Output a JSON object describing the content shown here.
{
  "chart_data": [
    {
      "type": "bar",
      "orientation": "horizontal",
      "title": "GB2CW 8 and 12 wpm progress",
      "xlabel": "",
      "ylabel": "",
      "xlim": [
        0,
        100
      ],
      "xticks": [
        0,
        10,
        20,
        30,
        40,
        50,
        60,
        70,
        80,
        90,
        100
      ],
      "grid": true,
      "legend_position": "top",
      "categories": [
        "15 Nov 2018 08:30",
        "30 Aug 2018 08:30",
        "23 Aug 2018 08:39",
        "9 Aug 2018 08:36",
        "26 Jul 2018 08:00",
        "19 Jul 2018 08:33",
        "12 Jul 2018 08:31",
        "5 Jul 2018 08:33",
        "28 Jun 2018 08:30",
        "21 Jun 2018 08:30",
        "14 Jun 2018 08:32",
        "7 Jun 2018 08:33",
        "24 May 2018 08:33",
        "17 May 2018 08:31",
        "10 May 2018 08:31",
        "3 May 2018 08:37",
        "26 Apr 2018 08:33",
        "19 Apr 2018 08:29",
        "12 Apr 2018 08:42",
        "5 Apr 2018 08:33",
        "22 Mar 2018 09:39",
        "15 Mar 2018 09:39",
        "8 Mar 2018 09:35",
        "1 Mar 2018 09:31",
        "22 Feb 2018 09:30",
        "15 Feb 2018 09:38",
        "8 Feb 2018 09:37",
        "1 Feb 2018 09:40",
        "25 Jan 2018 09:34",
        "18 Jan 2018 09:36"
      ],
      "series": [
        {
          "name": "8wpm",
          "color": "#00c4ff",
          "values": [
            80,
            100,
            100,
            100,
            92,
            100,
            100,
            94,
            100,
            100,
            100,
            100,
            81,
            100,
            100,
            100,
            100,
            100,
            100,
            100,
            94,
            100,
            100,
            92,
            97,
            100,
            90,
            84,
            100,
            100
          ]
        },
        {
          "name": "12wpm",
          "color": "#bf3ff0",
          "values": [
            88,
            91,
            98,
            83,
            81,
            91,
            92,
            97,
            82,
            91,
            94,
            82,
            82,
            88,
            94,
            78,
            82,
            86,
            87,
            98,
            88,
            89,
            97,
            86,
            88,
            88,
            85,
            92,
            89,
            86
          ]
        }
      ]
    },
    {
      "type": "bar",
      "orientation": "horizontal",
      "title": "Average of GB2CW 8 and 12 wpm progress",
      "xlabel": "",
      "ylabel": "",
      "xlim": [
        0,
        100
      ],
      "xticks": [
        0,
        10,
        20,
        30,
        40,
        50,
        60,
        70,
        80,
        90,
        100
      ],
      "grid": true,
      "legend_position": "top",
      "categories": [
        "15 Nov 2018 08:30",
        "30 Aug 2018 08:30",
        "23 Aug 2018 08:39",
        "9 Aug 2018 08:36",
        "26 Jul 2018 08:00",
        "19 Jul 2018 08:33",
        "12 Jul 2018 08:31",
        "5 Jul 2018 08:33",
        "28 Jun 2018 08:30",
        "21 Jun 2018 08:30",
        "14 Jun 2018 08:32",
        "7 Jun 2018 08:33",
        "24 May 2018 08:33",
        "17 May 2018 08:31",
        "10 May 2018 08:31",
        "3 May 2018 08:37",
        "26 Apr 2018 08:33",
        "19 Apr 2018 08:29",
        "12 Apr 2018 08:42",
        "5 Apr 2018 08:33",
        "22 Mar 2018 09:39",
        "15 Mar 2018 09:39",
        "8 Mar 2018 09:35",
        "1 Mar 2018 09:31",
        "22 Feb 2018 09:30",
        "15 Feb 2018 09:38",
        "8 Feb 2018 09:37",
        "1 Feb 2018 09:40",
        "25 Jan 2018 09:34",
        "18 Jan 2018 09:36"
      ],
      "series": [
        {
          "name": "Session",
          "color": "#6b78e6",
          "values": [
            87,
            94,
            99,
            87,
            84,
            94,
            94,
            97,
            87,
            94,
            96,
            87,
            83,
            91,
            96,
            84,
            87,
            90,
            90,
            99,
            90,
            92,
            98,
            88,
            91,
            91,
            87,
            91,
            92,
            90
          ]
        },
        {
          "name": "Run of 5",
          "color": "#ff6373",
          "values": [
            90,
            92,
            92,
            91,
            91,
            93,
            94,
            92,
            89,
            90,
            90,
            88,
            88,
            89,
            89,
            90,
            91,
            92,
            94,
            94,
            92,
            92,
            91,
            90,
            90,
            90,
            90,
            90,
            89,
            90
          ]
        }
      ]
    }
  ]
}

- _Short task_
Which lines hold the word "progress"? Copy each of them from the records.

- _Correct answer_
      "title": "GB2CW 8 and 12 wpm progress",
      "title": "Average of GB2CW 8 and 12 wpm progress",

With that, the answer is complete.